(Data)
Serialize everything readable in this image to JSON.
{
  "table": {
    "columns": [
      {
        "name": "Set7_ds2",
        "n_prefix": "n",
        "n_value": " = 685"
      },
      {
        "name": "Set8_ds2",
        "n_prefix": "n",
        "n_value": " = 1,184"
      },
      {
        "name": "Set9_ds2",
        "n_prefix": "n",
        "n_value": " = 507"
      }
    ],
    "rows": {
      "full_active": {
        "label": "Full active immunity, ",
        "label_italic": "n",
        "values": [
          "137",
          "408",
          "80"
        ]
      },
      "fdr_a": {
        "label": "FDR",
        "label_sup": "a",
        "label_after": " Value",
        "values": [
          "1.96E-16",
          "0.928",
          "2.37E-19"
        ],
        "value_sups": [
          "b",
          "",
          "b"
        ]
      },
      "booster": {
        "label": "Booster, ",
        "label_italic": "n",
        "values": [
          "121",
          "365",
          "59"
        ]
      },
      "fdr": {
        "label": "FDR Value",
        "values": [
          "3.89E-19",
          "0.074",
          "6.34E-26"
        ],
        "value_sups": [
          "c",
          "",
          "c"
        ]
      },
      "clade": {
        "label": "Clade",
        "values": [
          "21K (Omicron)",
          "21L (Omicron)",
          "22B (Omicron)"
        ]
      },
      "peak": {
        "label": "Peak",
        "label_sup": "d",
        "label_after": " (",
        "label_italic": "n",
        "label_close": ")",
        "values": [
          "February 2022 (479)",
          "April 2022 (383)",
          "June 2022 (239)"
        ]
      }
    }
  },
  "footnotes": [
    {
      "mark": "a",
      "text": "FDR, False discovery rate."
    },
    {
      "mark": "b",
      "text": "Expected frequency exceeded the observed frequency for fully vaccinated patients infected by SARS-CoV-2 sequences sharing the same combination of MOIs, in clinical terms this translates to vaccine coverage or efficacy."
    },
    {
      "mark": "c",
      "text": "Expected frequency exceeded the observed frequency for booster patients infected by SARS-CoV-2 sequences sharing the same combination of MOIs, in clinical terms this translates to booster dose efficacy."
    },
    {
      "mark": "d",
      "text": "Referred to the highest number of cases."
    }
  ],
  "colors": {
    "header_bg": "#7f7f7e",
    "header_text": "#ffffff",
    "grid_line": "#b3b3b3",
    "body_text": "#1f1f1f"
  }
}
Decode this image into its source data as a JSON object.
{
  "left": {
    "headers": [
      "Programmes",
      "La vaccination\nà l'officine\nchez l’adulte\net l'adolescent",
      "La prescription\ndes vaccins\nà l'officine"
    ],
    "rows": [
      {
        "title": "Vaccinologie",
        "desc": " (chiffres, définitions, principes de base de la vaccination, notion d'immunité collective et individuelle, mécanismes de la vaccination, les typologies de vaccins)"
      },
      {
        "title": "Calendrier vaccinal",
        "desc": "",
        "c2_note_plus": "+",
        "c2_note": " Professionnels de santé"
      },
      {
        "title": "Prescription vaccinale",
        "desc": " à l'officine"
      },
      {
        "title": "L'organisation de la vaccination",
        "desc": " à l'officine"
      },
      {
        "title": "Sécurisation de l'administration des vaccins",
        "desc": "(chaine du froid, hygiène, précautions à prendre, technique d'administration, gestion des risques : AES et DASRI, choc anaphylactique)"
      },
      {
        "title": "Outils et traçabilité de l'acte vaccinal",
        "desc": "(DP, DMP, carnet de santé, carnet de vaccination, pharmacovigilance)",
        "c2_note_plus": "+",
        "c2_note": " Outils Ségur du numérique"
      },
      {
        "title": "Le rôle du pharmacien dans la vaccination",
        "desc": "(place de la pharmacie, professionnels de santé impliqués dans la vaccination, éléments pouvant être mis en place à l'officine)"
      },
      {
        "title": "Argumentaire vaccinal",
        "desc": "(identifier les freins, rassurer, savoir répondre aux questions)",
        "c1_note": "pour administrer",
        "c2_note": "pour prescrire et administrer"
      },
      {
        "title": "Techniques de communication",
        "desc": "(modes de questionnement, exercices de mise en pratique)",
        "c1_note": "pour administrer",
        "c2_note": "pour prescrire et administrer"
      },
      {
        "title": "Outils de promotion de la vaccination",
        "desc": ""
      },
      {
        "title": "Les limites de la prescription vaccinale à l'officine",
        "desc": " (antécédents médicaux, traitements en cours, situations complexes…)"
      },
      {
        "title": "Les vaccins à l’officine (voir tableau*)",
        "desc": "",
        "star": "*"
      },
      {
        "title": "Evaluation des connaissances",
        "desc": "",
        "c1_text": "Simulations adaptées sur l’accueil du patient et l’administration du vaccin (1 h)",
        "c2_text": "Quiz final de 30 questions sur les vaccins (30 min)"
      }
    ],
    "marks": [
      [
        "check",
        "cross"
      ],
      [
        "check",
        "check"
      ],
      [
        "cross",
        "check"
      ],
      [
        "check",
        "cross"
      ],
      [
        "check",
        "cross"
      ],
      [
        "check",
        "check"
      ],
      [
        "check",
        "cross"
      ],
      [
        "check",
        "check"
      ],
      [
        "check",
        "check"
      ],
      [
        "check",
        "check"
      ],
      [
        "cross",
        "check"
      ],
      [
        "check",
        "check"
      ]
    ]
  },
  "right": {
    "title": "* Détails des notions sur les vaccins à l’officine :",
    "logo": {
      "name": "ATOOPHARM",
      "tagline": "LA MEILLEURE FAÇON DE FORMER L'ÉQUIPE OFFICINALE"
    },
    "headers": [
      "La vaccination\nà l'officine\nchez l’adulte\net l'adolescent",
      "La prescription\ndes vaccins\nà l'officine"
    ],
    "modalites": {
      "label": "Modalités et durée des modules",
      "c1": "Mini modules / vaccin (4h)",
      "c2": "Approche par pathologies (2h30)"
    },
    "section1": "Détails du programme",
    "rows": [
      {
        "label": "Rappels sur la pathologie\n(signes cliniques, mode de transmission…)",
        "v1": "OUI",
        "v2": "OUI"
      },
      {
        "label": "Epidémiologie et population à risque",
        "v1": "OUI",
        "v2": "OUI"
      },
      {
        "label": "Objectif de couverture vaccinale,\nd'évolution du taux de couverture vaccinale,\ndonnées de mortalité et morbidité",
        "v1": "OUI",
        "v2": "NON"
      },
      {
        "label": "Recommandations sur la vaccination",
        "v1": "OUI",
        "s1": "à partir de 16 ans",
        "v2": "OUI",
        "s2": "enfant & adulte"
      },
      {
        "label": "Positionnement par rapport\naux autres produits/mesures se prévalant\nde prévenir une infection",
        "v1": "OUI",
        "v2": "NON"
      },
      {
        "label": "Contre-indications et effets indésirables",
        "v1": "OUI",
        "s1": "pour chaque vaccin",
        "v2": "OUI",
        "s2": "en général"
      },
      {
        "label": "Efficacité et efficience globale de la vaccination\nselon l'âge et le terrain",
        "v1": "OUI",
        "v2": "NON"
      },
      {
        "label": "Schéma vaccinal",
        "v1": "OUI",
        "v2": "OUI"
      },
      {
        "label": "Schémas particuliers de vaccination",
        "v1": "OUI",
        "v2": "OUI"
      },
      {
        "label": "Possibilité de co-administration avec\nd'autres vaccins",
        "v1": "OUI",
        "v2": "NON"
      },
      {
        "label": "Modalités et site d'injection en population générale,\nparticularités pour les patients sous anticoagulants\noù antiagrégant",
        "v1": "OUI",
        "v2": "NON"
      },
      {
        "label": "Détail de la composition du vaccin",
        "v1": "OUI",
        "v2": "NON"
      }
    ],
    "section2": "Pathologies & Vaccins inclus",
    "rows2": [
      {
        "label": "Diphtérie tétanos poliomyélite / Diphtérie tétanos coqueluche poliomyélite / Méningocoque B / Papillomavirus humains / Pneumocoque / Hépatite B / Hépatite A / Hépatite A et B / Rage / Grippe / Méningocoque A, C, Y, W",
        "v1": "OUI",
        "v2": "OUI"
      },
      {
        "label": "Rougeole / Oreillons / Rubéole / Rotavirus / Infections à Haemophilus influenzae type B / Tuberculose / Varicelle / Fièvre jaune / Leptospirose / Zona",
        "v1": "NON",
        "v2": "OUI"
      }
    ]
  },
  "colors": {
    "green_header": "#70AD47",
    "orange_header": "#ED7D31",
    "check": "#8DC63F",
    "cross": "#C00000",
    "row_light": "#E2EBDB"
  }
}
(End Data)
From the records above, copy each line in which the string "observed" occurs.

§ **Solution for this exercise**
      "text": "Expected frequency exceeded the observed frequency for fully vaccinated patients infected by SARS-CoV-2 sequences sharing the same combination of MOIs, in clinical terms this translates to vaccine coverage or efficacy."
      "text": "Expected frequency exceeded the observed frequency for booster patients infected by SARS-CoV-2 sequences sharing the same combination of MOIs, in clinical terms this translates to booster dose efficacy."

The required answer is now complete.